■ **DATASET ENTRIES**

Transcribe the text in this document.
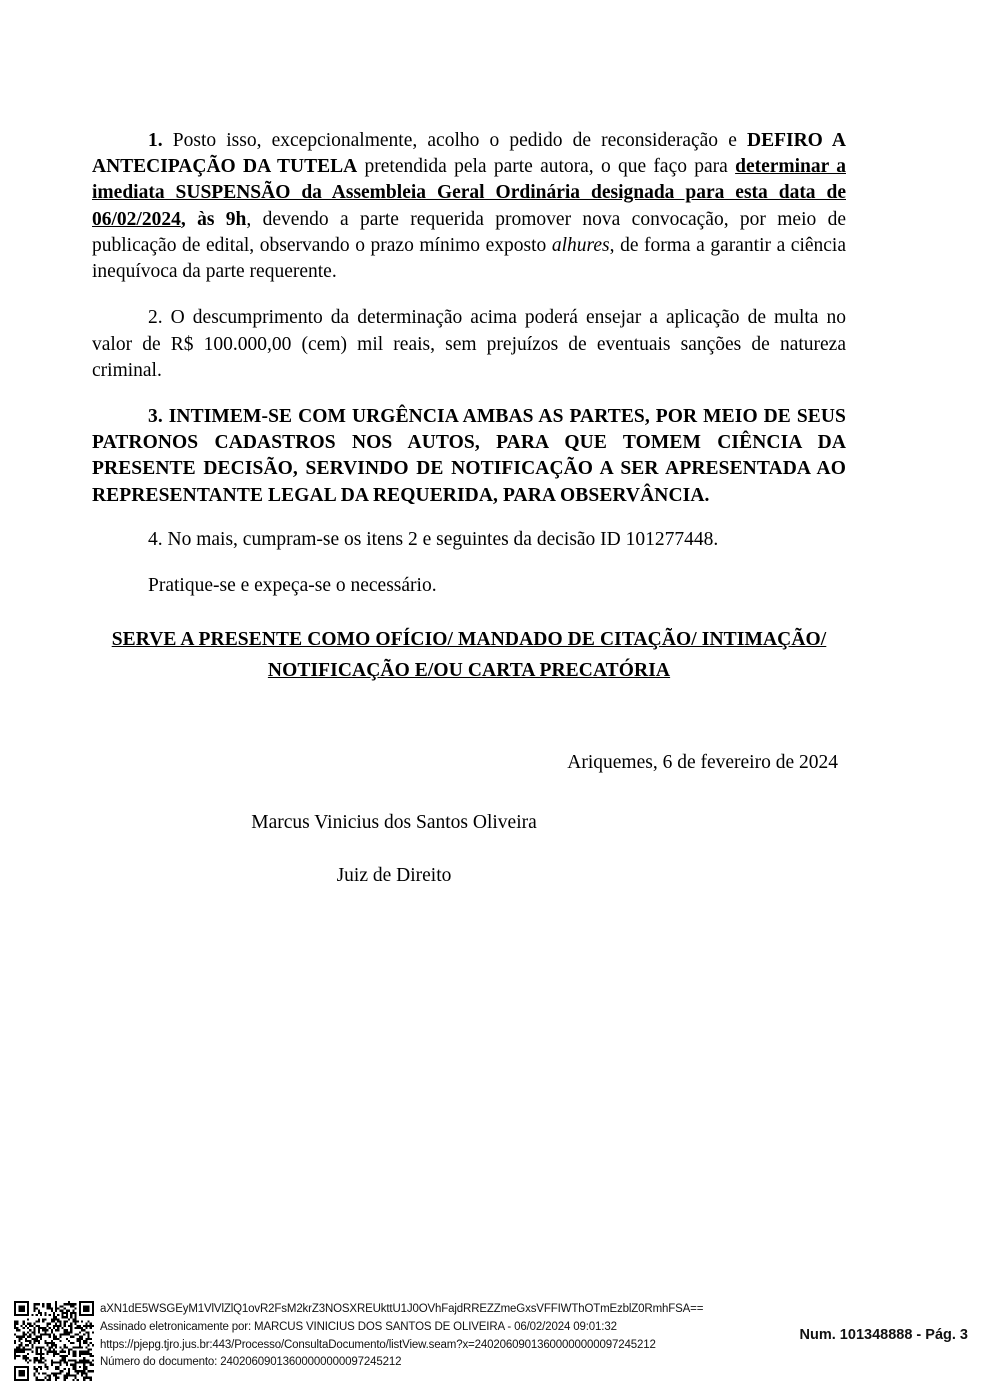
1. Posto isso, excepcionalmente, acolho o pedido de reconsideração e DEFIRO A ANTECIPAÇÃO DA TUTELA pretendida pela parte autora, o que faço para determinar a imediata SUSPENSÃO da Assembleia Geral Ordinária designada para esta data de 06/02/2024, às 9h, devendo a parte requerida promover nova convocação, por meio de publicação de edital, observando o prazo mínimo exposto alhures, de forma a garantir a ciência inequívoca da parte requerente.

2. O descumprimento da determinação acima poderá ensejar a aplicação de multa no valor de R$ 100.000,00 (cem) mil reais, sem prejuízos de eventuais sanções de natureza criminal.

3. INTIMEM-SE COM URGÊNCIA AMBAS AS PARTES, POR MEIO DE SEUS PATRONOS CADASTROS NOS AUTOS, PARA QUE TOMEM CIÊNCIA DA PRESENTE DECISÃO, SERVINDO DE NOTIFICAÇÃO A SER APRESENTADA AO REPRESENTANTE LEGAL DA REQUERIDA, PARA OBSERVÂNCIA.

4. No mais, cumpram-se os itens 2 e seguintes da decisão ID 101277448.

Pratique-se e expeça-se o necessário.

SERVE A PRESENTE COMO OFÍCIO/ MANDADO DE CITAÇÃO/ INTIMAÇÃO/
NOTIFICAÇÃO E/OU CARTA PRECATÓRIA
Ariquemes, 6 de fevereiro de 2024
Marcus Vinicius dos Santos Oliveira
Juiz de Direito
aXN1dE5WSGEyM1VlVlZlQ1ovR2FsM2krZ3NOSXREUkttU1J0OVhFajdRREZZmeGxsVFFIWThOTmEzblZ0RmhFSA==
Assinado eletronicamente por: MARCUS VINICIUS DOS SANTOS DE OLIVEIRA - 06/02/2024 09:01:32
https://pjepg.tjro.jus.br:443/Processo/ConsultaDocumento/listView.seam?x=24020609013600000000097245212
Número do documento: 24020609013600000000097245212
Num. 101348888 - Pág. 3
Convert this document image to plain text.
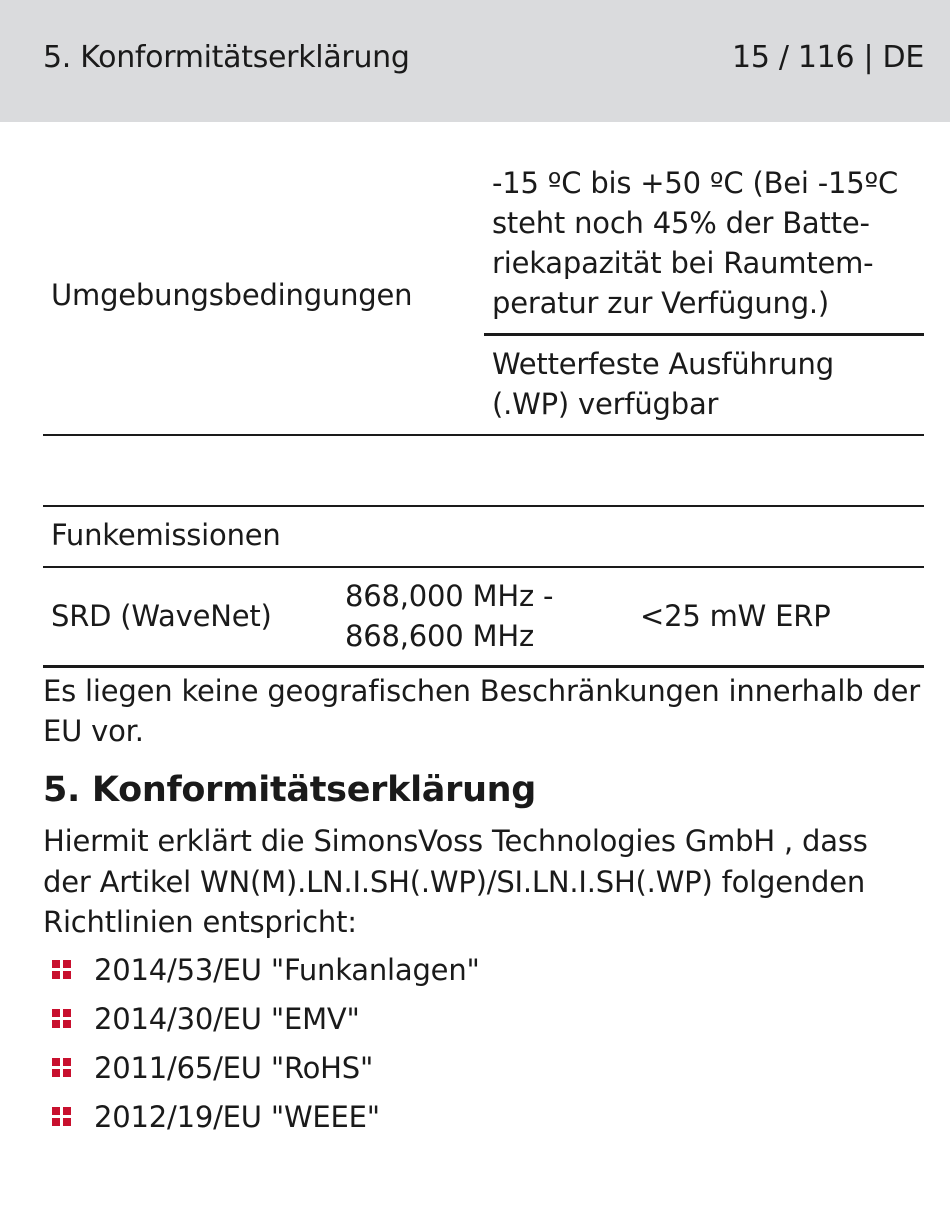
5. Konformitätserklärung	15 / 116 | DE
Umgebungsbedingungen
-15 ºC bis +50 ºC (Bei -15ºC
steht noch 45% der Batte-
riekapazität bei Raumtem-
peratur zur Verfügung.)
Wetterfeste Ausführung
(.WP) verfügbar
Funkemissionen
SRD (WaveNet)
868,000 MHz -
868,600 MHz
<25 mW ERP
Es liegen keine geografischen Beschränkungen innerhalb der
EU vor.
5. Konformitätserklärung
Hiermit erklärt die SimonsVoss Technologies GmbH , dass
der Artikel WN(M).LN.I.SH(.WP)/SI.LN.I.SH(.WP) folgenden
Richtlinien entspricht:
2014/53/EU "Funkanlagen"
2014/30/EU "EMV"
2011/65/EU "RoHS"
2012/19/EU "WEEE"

■ **WHAT YOU ARE ASKED TO DO**
The word "Konformitätserklärung" may occur in lines of the records. Report how many such lines there are, giving only the number.

■ **RESULT OF THIS EXERCISE**
2